EXERCISE DIRECTIONS →
Copy out every line of the records where the string "this" occurs.

INFORMATION GIVEN →
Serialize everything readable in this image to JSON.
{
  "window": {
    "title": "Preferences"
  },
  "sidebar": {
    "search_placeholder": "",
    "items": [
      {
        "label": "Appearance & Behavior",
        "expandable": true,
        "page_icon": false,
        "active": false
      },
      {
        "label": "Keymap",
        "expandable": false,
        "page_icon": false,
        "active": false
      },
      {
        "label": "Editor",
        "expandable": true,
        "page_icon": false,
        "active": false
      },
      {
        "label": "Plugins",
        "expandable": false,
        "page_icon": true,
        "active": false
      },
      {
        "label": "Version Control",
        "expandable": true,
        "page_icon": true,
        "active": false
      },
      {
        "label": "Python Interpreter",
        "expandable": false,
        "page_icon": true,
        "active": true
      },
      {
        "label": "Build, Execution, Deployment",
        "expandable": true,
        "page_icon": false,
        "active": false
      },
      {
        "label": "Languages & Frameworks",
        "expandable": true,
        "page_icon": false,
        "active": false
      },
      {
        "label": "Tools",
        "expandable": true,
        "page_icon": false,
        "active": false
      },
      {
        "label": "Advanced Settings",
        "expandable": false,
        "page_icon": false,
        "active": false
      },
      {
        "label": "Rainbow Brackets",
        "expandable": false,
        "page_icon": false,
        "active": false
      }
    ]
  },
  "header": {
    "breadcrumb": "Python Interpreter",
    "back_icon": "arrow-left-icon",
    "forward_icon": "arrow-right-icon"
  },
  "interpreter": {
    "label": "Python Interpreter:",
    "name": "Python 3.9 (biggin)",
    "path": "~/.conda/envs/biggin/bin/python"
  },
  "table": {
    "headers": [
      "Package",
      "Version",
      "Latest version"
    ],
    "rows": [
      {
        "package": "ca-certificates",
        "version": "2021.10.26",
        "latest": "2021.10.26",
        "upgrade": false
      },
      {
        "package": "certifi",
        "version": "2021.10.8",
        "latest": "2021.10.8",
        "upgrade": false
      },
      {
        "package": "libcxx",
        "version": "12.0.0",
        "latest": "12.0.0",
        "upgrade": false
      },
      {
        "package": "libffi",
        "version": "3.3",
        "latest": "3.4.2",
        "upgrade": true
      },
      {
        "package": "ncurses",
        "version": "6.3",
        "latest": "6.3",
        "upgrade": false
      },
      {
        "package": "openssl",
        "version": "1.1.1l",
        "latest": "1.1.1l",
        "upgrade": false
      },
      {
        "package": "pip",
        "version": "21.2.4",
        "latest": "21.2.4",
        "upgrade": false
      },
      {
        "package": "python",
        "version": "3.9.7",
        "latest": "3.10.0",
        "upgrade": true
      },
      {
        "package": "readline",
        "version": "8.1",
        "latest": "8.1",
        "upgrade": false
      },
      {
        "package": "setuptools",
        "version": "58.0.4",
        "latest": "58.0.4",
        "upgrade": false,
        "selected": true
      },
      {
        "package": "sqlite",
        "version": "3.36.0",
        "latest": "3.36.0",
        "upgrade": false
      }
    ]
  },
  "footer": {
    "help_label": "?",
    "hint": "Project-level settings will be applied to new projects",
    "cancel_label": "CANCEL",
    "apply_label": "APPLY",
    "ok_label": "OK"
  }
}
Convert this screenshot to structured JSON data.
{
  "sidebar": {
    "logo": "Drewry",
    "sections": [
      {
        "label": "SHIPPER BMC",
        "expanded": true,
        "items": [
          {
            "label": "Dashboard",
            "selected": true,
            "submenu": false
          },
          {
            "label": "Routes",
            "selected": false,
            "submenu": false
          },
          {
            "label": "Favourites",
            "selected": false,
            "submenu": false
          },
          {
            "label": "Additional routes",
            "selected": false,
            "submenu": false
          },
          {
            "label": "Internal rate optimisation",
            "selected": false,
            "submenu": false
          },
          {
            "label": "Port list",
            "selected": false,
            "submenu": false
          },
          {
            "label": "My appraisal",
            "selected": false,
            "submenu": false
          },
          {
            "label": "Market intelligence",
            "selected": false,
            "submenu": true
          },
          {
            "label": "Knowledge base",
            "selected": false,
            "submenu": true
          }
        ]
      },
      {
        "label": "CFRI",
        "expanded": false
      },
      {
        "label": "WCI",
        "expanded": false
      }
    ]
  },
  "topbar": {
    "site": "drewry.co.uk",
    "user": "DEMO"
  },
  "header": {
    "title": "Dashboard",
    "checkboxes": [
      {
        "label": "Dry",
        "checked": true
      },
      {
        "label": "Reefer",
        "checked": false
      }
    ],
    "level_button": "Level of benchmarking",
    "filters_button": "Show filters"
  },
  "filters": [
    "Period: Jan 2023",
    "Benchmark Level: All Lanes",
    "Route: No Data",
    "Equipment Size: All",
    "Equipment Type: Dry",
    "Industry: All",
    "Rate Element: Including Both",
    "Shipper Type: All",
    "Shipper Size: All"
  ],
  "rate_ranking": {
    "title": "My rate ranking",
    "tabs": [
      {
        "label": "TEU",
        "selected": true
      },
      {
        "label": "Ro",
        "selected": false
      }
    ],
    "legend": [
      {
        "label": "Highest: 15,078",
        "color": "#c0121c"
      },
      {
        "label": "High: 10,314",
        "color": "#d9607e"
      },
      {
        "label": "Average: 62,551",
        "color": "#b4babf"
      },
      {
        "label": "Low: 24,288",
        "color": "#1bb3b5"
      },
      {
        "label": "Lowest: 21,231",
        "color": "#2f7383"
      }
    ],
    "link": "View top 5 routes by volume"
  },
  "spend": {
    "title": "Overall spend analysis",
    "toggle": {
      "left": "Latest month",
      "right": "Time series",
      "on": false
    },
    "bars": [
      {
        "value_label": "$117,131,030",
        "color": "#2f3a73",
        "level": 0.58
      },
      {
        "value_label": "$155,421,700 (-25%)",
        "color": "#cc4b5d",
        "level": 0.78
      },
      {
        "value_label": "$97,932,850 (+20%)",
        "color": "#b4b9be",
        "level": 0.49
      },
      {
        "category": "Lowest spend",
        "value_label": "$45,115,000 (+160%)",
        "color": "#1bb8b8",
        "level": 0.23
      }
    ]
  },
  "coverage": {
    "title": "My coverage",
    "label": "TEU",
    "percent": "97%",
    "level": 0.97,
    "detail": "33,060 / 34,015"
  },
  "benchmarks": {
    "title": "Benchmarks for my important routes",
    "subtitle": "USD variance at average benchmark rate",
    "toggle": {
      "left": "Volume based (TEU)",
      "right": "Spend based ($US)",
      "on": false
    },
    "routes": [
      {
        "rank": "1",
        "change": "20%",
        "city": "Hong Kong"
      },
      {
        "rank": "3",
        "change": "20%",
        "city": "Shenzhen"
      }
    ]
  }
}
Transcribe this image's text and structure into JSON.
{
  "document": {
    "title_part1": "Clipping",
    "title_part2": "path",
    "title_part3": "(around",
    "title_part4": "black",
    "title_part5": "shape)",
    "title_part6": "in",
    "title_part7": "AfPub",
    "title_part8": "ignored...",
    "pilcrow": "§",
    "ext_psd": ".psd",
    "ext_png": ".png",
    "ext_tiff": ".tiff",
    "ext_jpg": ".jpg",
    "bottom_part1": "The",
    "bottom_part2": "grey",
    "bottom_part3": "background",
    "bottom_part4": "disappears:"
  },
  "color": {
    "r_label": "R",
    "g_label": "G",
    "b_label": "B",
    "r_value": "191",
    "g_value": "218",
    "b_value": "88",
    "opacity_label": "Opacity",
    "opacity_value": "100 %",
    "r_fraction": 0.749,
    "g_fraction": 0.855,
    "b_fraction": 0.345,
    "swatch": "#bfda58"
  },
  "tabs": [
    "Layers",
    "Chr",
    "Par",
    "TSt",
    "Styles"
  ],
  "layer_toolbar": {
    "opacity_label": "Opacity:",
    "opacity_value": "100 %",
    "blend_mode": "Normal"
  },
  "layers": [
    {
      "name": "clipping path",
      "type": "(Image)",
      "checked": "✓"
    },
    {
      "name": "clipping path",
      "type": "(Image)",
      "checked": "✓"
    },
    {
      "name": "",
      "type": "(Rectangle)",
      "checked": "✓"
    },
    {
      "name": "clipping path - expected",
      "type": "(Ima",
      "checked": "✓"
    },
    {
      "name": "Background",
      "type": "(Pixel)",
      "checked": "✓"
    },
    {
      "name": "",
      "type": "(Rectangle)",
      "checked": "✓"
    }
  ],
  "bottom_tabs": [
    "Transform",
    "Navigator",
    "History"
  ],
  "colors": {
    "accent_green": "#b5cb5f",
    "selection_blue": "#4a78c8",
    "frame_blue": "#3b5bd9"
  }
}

IN RESPONSE →
Serialize everything readable in this image to JSON.
Convert this screenshot to structured JSON data.
Transcribe this image's text and structure into JSON.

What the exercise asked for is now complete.